**Requirement A**
In the forum thread on a dictionary-style contact card, what kind of font did the card's maker choose?

####################

Dictionary style, thoughts?

katy_bug's picture

Making a contact card for a doula referral network I am a part of. Since people always ask, I thought about putting the definition of doula on one side and the contact info on the other.

I went with a typewriter font since I am going for dictionary style. Thoughts?

riccard0's picture

Good idea, but dictionaries don’t usually use typewriter-style typefaces.

nina's picture

Agreed. Also, your justified setting (on a relatively narrow column) will need more massaging to work/read comfortably; most of your wordspaces feel too wide, which feels awkward («unique   childbirth   experience»)

katy_bug's picture

What typeface would you recommend? Yes, I need to work on the word spacing.

JamesM's picture

A small detail, but I notice you have it all lower case but end with a period. My dictionaries either write their definitions as sentences (cap and period) or as phrases (all l.c. and no period).

riccard0's picture

Some suggestions here:

katy_bug's picture

I have been looking through some old books and found this dictionary of plant terms. I like the font. I need some ID help on this one. I can't quite put my finger on it.

JamesT's picture

It reminds me of Kepler although the italics state otherwise.

####################

**Requirement B**
Can you rewrite the part of the listing that runs from its start through the line containing "522, 680, 540]" as a JSON list of strings, one per line, leaving out blank lines?

Element and coordinate listing
####################

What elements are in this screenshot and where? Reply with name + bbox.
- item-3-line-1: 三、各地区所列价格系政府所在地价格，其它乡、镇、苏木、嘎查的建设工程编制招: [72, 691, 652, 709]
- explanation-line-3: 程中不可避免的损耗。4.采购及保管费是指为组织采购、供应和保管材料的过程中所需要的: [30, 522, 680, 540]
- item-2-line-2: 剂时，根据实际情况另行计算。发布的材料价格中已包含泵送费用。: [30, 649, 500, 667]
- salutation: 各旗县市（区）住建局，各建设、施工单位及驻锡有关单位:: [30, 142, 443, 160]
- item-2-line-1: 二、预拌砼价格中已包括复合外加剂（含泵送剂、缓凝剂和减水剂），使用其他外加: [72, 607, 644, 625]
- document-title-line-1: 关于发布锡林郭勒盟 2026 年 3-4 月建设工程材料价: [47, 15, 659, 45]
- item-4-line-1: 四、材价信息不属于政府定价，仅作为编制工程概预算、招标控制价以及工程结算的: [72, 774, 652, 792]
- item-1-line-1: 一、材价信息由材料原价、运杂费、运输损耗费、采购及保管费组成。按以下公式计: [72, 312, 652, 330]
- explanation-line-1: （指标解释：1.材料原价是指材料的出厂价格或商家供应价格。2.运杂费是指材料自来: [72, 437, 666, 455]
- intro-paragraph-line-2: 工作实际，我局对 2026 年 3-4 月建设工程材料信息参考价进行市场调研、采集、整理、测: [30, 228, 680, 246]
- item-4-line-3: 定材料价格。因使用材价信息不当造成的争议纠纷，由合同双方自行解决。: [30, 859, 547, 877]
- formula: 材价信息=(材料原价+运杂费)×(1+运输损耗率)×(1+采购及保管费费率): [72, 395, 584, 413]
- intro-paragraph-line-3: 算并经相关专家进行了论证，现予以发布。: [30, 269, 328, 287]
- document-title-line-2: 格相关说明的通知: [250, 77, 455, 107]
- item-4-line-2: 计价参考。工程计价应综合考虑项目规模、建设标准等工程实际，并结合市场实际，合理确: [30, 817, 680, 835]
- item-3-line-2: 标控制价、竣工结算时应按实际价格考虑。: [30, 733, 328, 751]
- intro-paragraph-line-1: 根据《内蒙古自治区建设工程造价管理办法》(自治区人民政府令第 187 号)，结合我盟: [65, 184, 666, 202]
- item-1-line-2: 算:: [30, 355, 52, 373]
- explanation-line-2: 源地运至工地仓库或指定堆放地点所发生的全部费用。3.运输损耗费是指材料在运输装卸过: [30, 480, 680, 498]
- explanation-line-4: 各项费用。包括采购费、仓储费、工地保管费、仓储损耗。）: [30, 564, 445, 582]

####################

**Written answer A**
A typewriter font.

**Written answer B**
[
  "What elements are in this screenshot and where? Reply with name + bbox.",
  "- item-3-line-1: 三、各地区所列价格系政府所在地价格，其它乡、镇、苏木、嘎查的建设工程编制招: [72, 691, 652, 709]",
  "- explanation-line-3: 程中不可避免的损耗。4.采购及保管费是指为组织采购、供应和保管材料的过程中所需要的: [30, 522, 680, 540]"
]